### Task directions:
Below are records to be output exactly, every one of them.
(begin)
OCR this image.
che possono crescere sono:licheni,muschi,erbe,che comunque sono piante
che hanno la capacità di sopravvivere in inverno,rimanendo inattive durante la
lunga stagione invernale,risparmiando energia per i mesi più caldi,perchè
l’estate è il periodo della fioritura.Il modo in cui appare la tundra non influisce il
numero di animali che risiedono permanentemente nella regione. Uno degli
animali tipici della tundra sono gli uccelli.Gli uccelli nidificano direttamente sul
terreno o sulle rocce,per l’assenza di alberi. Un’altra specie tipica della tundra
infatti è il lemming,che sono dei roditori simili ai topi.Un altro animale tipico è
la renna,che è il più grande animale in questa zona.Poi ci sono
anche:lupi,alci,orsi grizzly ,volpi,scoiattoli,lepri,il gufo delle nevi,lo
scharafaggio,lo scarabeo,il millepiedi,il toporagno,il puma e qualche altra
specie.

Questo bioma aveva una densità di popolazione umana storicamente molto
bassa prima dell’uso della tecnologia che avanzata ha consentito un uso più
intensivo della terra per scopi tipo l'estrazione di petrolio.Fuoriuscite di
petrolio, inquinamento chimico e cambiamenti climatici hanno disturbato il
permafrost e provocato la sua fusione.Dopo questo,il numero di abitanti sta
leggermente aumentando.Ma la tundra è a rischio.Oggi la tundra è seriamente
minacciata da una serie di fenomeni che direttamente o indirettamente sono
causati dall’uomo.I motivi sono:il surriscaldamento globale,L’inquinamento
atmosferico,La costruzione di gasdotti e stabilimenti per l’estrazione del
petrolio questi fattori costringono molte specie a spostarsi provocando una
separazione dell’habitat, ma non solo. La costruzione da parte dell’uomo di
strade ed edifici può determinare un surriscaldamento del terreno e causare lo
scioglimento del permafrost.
(end)
### The answer:
OCR this image.
che possono crescere sono:licheni,muschi,erbe,che comunque sono piante
che hanno la capacità di sopravvivere in inverno,rimanendo inattive durante la
lunga stagione invernale,risparmiando energia per i mesi più caldi,perchè
l’estate è il periodo della fioritura.Il modo in cui appare la tundra non influisce il
numero di animali che risiedono permanentemente nella regione. Uno degli
animali tipici della tundra sono gli uccelli.Gli uccelli nidificano direttamente sul
terreno o sulle rocce,per l’assenza di alberi. Un’altra specie tipica della tundra
infatti è il lemming,che sono dei roditori simili ai topi.Un altro animale tipico è
la renna,che è il più grande animale in questa zona.Poi ci sono
anche:lupi,alci,orsi grizzly ,volpi,scoiattoli,lepri,il gufo delle nevi,lo
scharafaggio,lo scarabeo,il millepiedi,il toporagno,il puma e qualche altra
specie.

Questo bioma aveva una densità di popolazione umana storicamente molto
bassa prima dell’uso della tecnologia che avanzata ha consentito un uso più
intensivo della terra per scopi tipo l'estrazione di petrolio.Fuoriuscite di
petrolio, inquinamento chimico e cambiamenti climatici hanno disturbato il
permafrost e provocato la sua fusione.Dopo questo,il numero di abitanti sta
leggermente aumentando.Ma la tundra è a rischio.Oggi la tundra è seriamente
minacciata da una serie di fenomeni che direttamente o indirettamente sono
causati dall’uomo.I motivi sono:il surriscaldamento globale,L’inquinamento
atmosferico,La costruzione di gasdotti e stabilimenti per l’estrazione del
petrolio questi fattori costringono molte specie a spostarsi provocando una
separazione dell’habitat, ma non solo. La costruzione da parte dell’uomo di
strade ed edifici può determinare un surriscaldamento del terreno e causare lo
scioglimento del permafrost.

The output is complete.